REQUIREMENT | Copy out lines with the word "oder" from the material that follows.

Dataset items
□ □ □ □ □
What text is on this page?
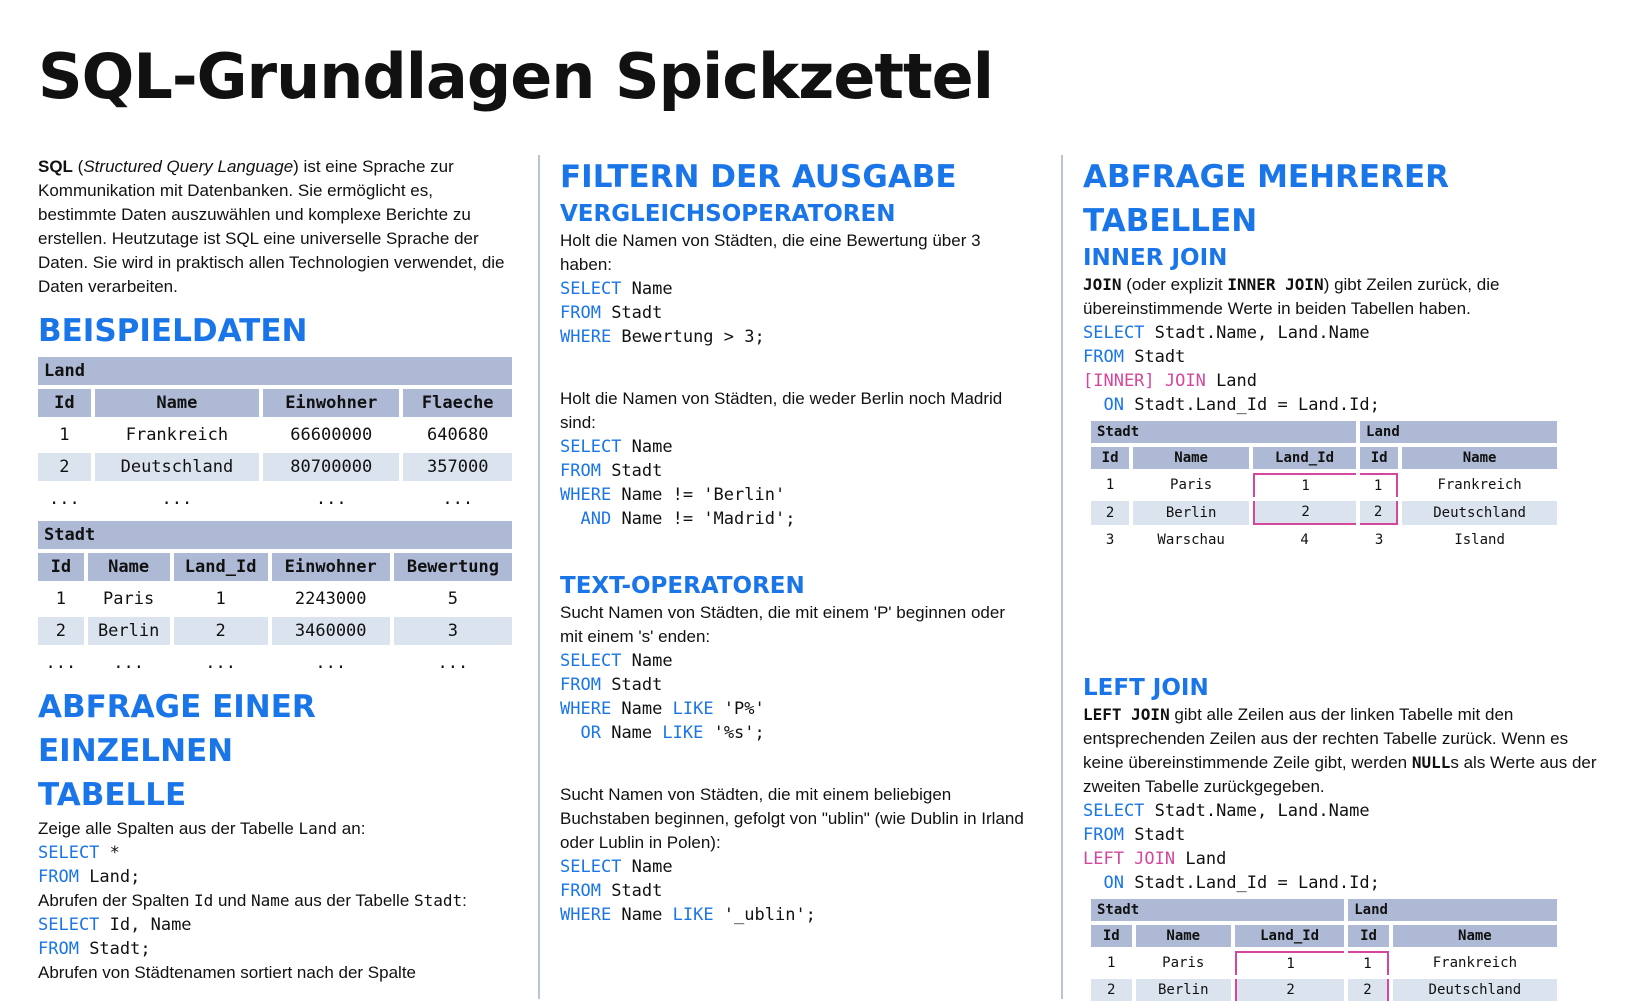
SQL-Grundlagen Spickzettel

SQL (Structured Query Language) ist eine Sprache zur Kommunikation mit Datenbanken. Sie ermöglicht es, bestimmte Daten auszuwählen und komplexe Berichte zu erstellen. Heutzutage ist SQL eine universelle Sprache der Daten. Sie wird in praktisch allen Technologien verwendet, die Daten verarbeiten.

BEISPIELDATEN
Land			
Id	Name	Einwohner	Flaeche
1	Frankreich	66600000	640680
2	Deutschland	80700000	357000
...	...	...	...
Stadt				
Id	Name	Land_Id	Einwohner	Bewertung
1	Paris	1	2243000	5
2	Berlin	2	3460000	3
...	...	...	...	...
ABFRAGE EINER EINZELNEN
TABELLE

Zeige alle Spalten aus der Tabelle Land an:

SELECT *
FROM Land;

Abrufen der Spalten Id und Name aus der Tabelle Stadt:

SELECT Id, Name
FROM Stadt;

Abrufen von Städtenamen sortiert nach der Spalte

FILTERN DER AUSGABE
VERGLEICHSOPERATOREN

Holt die Namen von Städten, die eine Bewertung über 3 haben:

SELECT Name
FROM Stadt
WHERE Bewertung > 3;

Holt die Namen von Städten, die weder Berlin noch Madrid sind:

SELECT Name
FROM Stadt
WHERE Name != 'Berlin'
AND Name != 'Madrid';
TEXT-OPERATOREN

Sucht Namen von Städten, die mit einem 'P' beginnen oder mit einem 's' enden:

SELECT Name
FROM Stadt
WHERE Name LIKE 'P%'
OR Name LIKE '%s';

Sucht Namen von Städten, die mit einem beliebigen Buchstaben beginnen, gefolgt von "ublin" (wie Dublin in Irland oder Lublin in Polen):

SELECT Name
FROM Stadt
WHERE Name LIKE '_ublin';
ABFRAGE MEHRERER TABELLEN
INNER JOIN

JOIN (oder explizit INNER JOIN) gibt Zeilen zurück, die übereinstimmende Werte in beiden Tabellen haben.

SELECT Stadt.Name, Land.Name
FROM Stadt
[INNER] JOIN Land
ON Stadt.Land_Id = Land.Id;
Stadt			Land	
Id	Name	Land_Id	Id	Name
1	Paris	1	1	Frankreich
2	Berlin	2	2	Deutschland
3	Warschau	4	3	Island
LEFT JOIN

LEFT JOIN gibt alle Zeilen aus der linken Tabelle mit den entsprechenden Zeilen aus der rechten Tabelle zurück. Wenn es keine übereinstimmende Zeile gibt, werden NULLs als Werte aus der zweiten Tabelle zurückgegeben.

SELECT Stadt.Name, Land.Name
FROM Stadt
LEFT JOIN Land
ON Stadt.Land_Id = Land.Id;
Stadt			Land	
Id	Name	Land_Id	Id	Name
1	Paris	1	1	Frankreich
2	Berlin	2	2	Deutschland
□ □ □ □ □
RESULT FOR THIS TASK |
Sucht Namen von Städten, die mit einem 'P' beginnen oder mit einem 's' enden:
Sucht Namen von Städten, die mit einem beliebigen Buchstaben beginnen, gefolgt von "ublin" (wie Dublin in Irland oder Lublin in Polen):
JOIN (oder explizit INNER JOIN) gibt Zeilen zurück, die übereinstimmende Werte in beiden Tabellen haben.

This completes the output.